** BEGIN DATA LINES **

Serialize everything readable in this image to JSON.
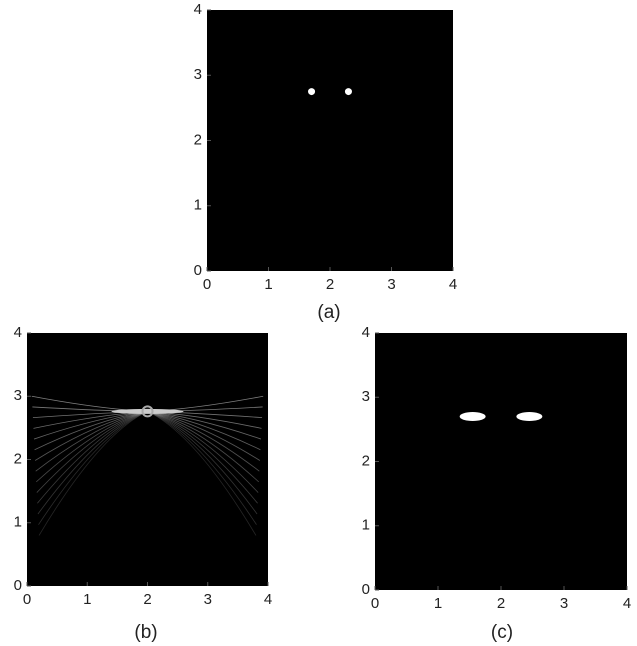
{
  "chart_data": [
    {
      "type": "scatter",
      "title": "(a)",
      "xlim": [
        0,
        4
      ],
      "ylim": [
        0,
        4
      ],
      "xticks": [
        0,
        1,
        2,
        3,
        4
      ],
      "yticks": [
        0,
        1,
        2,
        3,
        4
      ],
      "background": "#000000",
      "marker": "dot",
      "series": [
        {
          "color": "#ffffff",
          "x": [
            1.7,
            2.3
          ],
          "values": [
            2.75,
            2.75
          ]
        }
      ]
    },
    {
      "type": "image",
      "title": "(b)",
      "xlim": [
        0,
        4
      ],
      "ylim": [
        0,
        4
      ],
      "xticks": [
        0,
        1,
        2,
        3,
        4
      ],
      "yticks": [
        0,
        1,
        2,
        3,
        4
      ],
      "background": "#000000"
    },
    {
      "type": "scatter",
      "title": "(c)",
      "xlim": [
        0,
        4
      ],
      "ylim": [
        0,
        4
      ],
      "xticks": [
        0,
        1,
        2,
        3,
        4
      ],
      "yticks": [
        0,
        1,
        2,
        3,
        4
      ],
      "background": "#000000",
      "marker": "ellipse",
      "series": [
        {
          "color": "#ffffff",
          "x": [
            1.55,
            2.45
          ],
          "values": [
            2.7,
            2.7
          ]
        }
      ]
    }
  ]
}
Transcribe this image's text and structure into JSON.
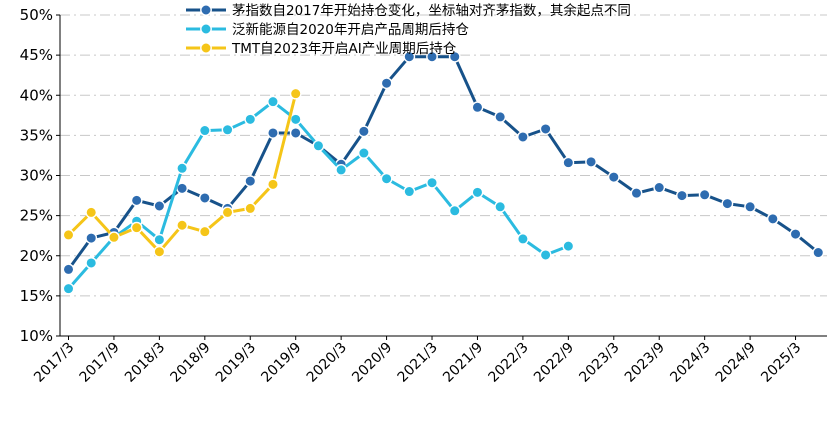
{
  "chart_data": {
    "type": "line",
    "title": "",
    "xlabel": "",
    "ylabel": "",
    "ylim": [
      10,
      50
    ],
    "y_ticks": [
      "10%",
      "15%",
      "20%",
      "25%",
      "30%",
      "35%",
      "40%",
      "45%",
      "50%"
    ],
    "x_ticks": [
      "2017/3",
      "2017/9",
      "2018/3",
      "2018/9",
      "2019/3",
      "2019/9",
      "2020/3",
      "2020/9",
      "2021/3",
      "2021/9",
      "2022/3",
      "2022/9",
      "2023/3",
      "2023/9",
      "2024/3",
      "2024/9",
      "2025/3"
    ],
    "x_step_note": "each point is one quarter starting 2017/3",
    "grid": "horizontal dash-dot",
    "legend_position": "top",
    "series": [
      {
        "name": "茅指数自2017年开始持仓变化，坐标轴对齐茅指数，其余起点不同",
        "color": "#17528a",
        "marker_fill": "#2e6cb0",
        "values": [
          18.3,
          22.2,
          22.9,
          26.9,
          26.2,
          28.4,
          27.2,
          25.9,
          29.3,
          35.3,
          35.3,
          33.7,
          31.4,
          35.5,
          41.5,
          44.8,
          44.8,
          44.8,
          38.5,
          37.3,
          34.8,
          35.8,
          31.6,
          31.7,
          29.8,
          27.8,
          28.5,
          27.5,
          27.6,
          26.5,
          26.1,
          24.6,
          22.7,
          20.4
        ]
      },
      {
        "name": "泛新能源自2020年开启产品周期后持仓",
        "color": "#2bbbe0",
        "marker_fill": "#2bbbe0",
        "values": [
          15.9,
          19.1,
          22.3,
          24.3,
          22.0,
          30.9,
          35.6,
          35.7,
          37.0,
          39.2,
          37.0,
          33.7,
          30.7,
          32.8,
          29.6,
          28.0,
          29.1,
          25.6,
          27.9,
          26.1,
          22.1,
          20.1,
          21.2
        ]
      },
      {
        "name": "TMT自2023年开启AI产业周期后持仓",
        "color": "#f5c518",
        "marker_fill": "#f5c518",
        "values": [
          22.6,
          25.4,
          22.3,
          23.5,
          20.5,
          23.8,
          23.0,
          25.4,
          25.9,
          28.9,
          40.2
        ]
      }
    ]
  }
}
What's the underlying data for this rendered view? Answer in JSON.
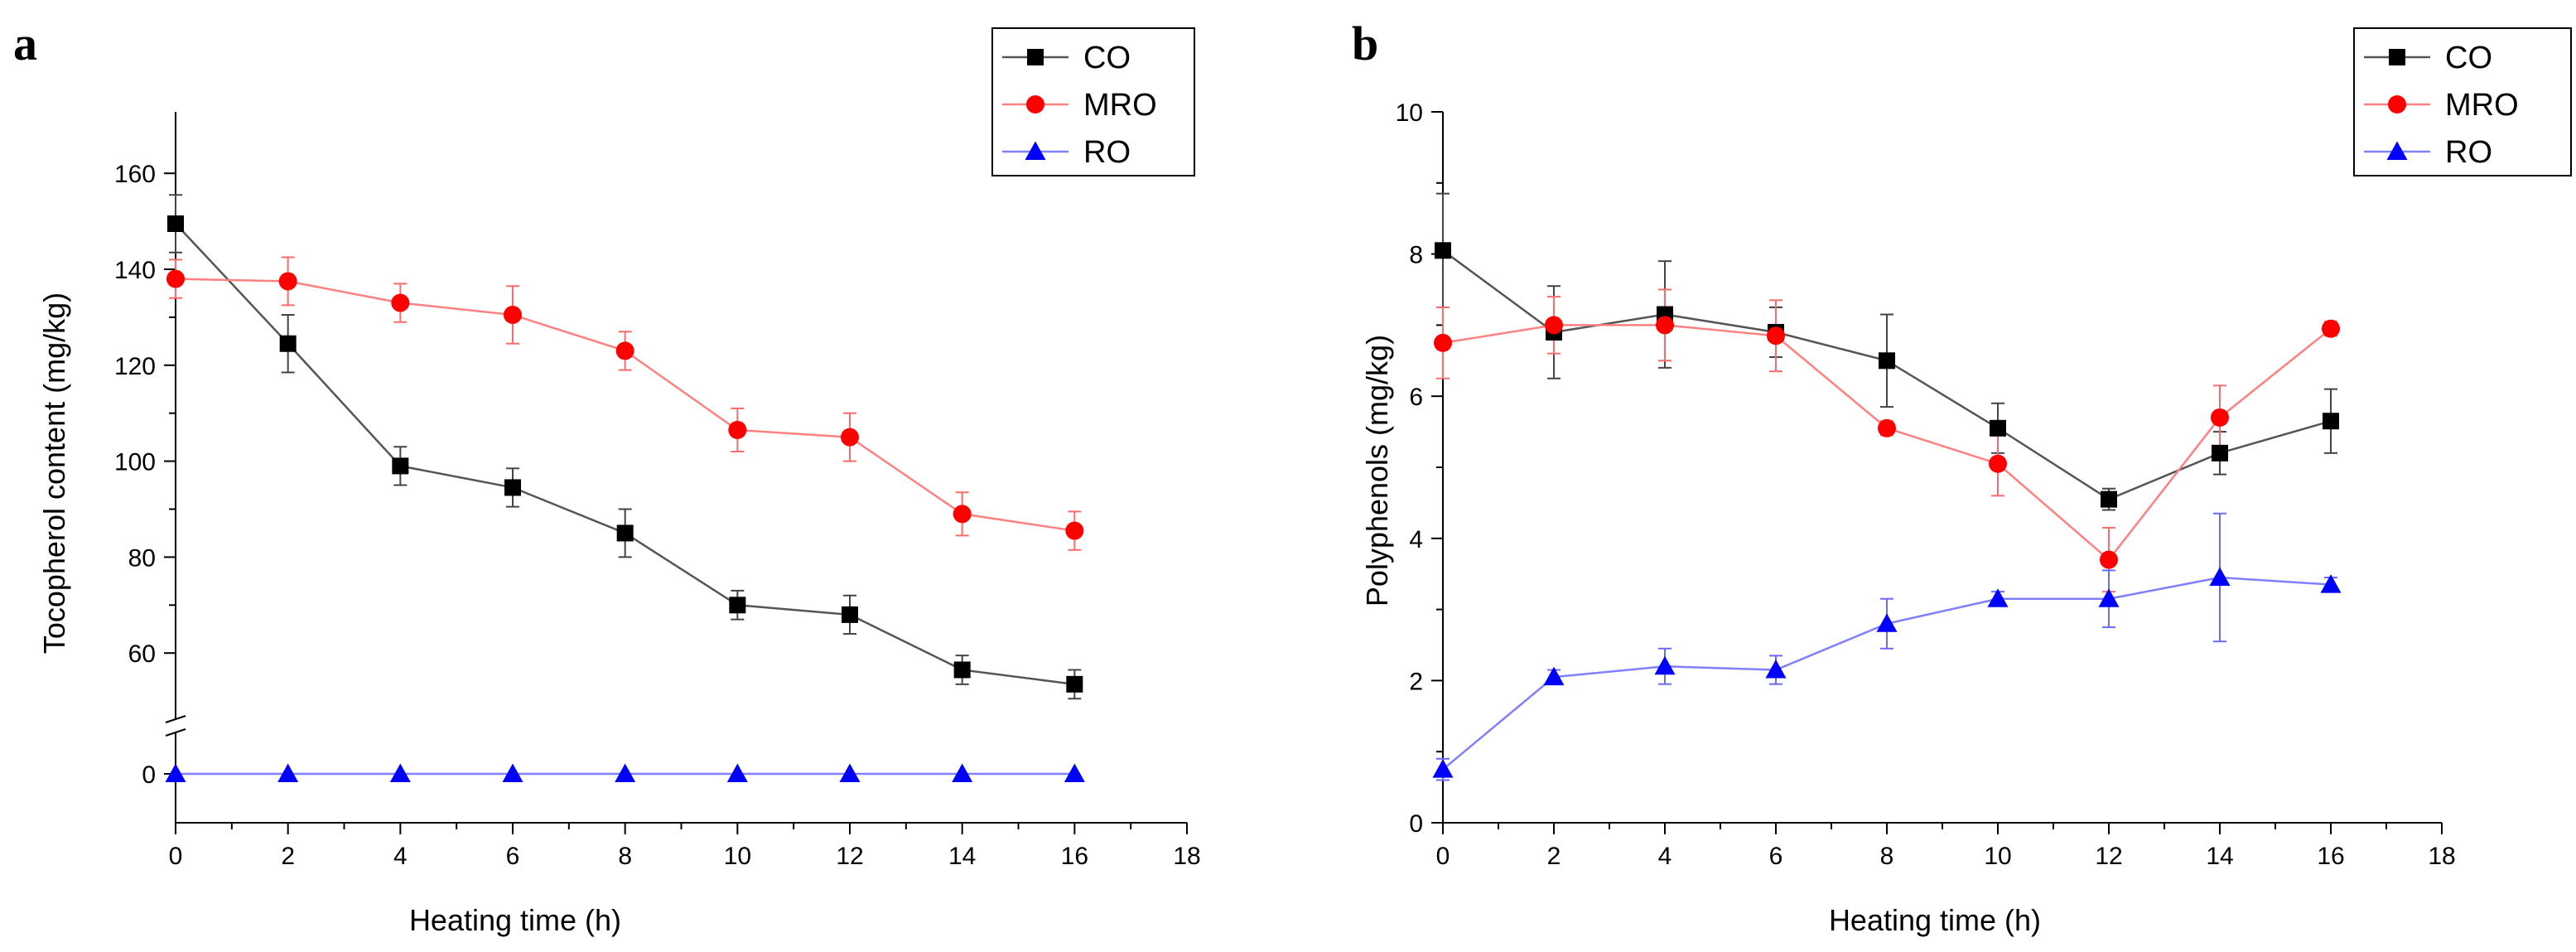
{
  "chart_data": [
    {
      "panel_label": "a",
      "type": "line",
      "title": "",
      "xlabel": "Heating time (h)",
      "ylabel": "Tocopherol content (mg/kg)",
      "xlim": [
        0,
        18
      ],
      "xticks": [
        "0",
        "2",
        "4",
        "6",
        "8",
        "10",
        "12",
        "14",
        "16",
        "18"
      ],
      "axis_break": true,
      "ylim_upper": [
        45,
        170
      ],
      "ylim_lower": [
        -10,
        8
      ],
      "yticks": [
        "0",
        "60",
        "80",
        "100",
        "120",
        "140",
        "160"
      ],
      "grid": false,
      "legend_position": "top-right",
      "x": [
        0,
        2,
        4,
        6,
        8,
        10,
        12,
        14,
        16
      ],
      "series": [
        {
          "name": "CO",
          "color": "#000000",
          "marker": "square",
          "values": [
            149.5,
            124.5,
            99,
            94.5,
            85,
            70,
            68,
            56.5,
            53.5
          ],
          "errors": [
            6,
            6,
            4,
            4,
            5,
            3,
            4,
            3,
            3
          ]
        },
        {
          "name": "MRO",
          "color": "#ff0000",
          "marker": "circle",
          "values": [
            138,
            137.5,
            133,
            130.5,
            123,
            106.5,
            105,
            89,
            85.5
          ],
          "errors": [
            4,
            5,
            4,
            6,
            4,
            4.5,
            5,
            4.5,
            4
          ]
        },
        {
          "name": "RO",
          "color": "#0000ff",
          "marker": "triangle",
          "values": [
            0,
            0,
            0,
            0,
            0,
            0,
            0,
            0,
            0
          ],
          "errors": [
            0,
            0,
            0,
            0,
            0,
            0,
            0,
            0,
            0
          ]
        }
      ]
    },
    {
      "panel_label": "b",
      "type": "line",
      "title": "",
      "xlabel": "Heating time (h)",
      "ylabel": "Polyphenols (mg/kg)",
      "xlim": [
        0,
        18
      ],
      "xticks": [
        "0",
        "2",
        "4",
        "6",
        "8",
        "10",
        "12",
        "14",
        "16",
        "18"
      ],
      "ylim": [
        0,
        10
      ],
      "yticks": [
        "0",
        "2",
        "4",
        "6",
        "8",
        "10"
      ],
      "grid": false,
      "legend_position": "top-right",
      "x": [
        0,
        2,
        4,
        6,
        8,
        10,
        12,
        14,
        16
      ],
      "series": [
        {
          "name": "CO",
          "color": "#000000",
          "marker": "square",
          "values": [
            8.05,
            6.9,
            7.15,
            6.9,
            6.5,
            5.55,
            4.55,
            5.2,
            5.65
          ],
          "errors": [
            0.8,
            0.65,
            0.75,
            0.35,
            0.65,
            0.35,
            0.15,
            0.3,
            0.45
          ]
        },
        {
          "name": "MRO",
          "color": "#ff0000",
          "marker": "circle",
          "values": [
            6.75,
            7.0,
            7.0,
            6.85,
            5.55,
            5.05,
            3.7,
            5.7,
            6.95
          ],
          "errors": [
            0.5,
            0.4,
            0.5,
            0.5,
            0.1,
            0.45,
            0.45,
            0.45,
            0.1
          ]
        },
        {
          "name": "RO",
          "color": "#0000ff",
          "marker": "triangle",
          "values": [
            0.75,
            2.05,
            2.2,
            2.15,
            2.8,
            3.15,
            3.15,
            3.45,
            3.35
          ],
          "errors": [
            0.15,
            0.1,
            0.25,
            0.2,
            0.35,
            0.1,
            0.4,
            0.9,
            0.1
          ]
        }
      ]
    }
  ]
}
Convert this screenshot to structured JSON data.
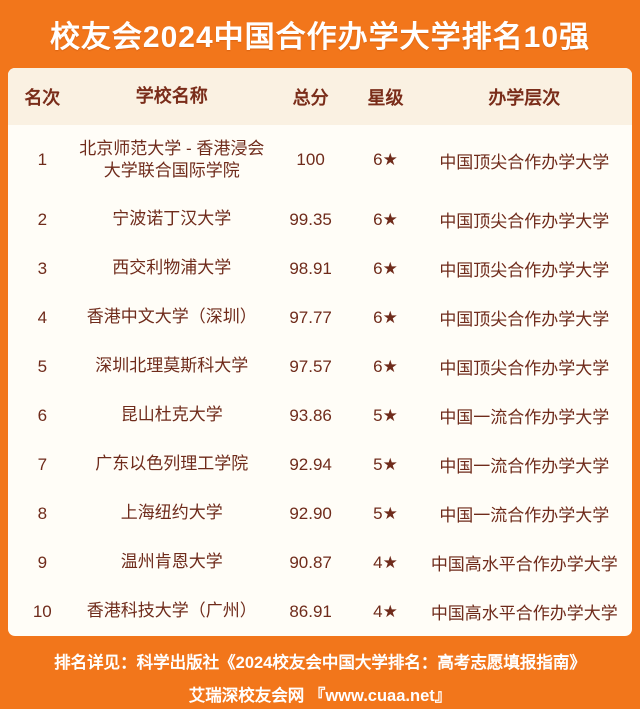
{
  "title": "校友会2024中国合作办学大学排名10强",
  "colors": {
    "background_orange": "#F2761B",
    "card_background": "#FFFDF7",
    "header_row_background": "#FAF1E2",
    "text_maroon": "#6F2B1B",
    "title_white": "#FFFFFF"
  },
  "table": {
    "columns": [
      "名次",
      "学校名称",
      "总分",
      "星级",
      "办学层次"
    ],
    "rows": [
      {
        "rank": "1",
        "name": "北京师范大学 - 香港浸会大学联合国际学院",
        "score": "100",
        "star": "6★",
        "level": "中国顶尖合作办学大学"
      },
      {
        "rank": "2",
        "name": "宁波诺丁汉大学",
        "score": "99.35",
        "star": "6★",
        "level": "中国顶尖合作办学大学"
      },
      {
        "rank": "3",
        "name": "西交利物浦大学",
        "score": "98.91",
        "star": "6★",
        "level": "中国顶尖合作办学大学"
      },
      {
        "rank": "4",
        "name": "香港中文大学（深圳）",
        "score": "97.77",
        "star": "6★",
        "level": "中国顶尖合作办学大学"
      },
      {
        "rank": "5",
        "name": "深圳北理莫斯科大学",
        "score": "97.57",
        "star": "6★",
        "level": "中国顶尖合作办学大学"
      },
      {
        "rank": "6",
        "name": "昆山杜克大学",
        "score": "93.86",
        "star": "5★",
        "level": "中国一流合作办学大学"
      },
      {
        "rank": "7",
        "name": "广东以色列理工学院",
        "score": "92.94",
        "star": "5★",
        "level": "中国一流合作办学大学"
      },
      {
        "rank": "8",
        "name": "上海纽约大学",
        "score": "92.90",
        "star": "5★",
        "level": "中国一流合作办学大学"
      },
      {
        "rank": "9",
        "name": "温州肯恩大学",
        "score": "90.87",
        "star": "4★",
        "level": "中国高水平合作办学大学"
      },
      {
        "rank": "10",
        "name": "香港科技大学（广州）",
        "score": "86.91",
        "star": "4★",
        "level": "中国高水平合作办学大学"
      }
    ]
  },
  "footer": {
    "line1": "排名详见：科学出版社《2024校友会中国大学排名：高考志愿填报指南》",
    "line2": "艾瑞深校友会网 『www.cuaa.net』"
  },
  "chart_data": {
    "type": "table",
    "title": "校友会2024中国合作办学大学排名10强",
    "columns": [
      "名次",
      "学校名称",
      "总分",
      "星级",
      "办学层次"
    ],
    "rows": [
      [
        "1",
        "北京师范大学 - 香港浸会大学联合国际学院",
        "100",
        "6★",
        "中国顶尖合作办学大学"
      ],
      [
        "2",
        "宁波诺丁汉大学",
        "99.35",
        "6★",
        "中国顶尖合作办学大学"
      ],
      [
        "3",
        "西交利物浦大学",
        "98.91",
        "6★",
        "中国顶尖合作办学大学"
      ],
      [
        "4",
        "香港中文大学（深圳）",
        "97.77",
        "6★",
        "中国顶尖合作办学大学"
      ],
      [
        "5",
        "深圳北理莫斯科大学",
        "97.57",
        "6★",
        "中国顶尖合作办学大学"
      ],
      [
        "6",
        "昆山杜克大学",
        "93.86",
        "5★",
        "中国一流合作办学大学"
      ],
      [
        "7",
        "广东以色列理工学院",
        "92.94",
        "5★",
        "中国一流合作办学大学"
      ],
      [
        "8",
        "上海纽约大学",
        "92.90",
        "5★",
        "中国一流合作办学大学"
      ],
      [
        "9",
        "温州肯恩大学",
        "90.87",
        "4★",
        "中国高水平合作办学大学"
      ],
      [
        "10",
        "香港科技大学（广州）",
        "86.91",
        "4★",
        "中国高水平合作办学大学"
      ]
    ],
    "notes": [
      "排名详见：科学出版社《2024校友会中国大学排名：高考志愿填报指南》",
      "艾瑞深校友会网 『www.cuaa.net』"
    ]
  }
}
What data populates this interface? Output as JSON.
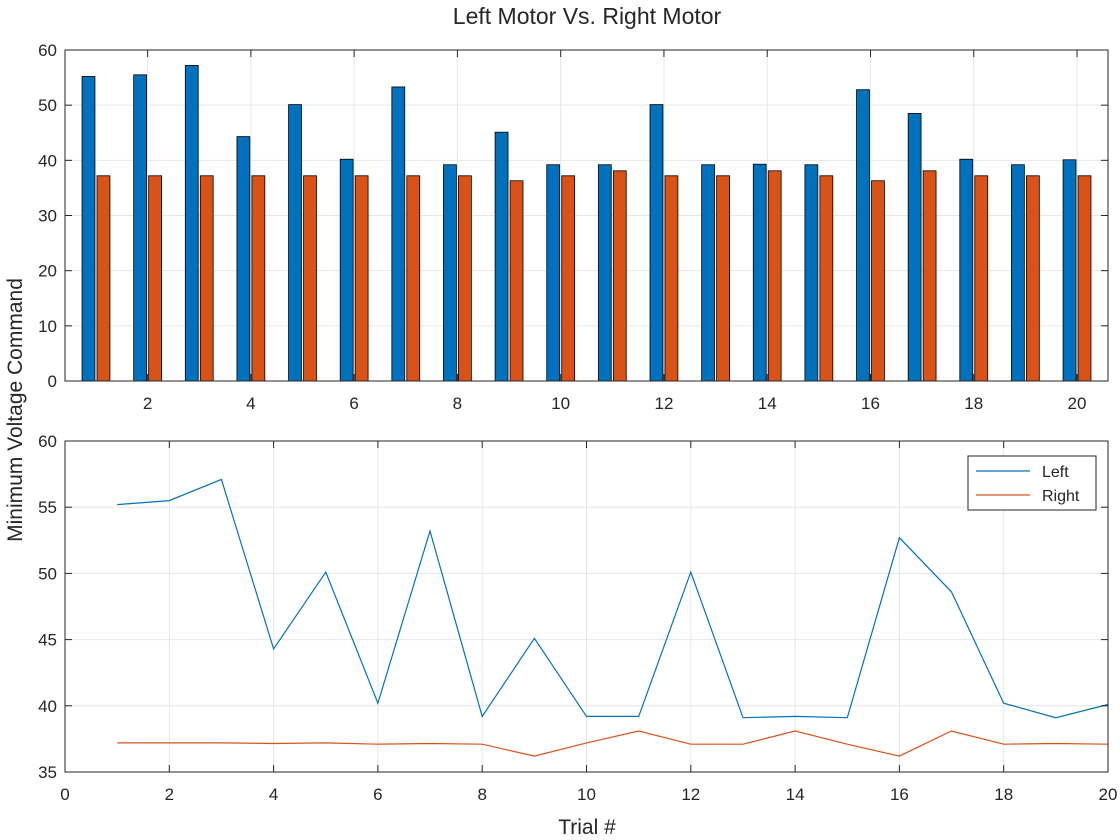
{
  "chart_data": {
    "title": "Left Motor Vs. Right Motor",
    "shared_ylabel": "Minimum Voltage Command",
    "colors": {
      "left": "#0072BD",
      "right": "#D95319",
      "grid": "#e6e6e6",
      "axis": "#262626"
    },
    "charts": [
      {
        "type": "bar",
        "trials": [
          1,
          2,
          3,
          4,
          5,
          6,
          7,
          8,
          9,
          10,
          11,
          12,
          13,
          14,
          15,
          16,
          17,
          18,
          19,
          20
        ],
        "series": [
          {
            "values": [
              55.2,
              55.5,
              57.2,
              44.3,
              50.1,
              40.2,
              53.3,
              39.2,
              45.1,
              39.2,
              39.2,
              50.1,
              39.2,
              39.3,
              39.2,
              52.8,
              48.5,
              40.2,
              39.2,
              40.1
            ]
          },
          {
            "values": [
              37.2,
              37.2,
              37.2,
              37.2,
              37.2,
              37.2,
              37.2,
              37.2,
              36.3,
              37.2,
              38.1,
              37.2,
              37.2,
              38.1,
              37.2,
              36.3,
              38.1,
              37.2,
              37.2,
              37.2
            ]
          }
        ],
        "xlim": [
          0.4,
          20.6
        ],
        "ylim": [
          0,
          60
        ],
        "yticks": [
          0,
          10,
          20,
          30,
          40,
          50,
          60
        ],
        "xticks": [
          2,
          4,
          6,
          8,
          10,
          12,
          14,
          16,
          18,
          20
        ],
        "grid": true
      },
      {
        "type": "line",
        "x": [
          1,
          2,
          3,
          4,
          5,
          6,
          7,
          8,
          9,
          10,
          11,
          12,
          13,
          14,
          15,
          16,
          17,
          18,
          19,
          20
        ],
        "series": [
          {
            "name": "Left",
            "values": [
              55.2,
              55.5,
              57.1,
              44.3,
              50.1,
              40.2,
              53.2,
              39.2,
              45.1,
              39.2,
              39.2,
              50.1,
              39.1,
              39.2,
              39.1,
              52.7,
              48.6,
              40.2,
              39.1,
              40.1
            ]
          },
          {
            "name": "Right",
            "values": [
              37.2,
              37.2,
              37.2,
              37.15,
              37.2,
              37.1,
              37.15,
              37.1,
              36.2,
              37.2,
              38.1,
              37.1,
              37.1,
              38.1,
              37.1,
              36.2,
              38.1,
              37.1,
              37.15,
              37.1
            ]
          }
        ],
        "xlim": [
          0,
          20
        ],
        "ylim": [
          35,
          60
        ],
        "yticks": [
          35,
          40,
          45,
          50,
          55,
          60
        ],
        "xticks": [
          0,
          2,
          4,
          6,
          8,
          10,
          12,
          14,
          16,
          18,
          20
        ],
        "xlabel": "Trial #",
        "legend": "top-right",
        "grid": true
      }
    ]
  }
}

** END DATA LINES **

Copy out each line in the listing that has the word "score".

- **SOLUTION TO THE EXERCISE**
        "score": "100",
        "score": "99.35",
        "score": "98.91",
        "score": "97.77",
        "score": "97.57",
        "score": "93.86",
        "score": "92.94",
        "score": "92.90",
        "score": "90.87",
        "score": "86.91",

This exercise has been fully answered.